RECORDS TO USE:
## START

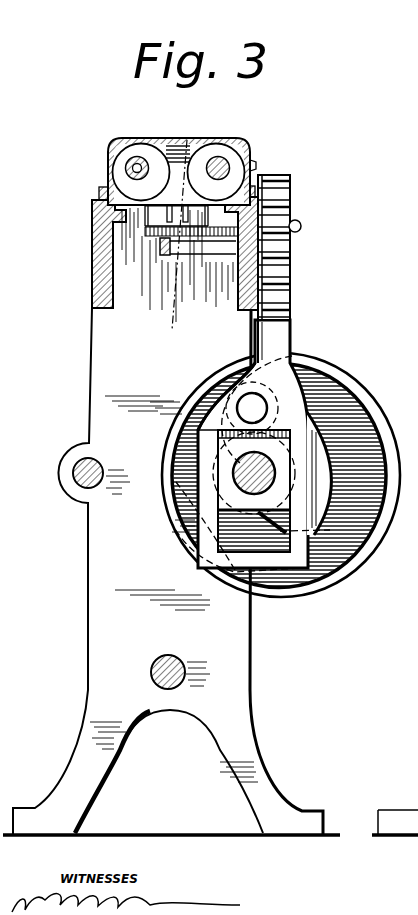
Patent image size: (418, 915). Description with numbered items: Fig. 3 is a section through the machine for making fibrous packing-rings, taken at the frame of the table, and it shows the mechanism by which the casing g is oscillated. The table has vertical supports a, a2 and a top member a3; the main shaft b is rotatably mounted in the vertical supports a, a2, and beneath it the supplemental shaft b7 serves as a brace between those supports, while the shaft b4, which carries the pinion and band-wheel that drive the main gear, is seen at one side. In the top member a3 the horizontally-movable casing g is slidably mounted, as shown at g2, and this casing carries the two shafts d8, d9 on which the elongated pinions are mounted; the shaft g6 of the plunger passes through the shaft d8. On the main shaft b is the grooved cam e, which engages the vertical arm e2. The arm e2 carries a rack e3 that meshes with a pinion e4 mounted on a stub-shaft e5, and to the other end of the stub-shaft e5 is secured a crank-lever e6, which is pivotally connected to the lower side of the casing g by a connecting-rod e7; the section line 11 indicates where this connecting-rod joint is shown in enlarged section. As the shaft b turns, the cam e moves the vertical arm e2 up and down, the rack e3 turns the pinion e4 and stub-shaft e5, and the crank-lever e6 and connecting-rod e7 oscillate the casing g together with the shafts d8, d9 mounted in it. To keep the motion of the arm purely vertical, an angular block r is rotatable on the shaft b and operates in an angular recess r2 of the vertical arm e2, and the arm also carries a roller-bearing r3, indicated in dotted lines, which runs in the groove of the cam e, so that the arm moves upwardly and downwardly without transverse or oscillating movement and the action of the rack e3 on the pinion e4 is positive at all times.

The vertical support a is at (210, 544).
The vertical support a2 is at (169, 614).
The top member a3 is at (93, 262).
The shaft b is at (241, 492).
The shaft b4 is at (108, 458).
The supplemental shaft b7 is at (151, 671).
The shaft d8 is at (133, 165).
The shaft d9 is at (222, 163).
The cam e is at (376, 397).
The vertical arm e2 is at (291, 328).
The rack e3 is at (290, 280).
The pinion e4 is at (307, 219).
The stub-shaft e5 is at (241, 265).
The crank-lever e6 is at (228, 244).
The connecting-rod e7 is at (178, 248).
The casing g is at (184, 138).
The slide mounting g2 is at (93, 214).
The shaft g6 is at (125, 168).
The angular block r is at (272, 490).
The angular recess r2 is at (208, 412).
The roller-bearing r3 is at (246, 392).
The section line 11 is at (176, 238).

## END
## START

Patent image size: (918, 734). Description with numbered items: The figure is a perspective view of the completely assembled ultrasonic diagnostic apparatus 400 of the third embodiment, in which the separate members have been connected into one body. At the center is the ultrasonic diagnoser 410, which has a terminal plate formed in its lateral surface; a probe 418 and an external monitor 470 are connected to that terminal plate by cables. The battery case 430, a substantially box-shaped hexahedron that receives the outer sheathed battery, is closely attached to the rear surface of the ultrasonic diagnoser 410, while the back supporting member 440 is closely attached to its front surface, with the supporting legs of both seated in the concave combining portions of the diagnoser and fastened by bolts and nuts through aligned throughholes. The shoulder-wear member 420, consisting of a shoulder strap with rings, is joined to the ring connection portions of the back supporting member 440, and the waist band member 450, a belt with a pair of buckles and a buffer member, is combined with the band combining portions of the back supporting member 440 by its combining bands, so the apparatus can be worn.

## END

WHAT YOU WILL DO:
Return every line of the records above that contains the string "belt". Uppercase and lowercase count as different letters.

RESULT BELOW:
Patent image size: (918, 734). Description with numbered items: The figure is a perspective view of the completely assembled ultrasonic diagnostic apparatus 400 of the third embodiment, in which the separate members have been connected into one body. At the center is the ultrasonic diagnoser 410, which has a terminal plate formed in its lateral surface; a probe 418 and an external monitor 470 are connected to that terminal plate by cables. The battery case 430, a substantially box-shaped hexahedron that receives the outer sheathed battery, is closely attached to the rear surface of the ultrasonic diagnoser 410, while the back supporting member 440 is closely attached to its front surface, with the supporting legs of both seated in the concave combining portions of the diagnoser and fastened by bolts and nuts through aligned throughholes. The shoulder-wear member 420, consisting of a shoulder strap with rings, is joined to the ring connection portions of the back supporting member 440, and the waist band member 450, a belt with a pair of buckles and a buffer member, is combined with the band combining portions of the back supporting member 440 by its combining bands, so the apparatus can be worn.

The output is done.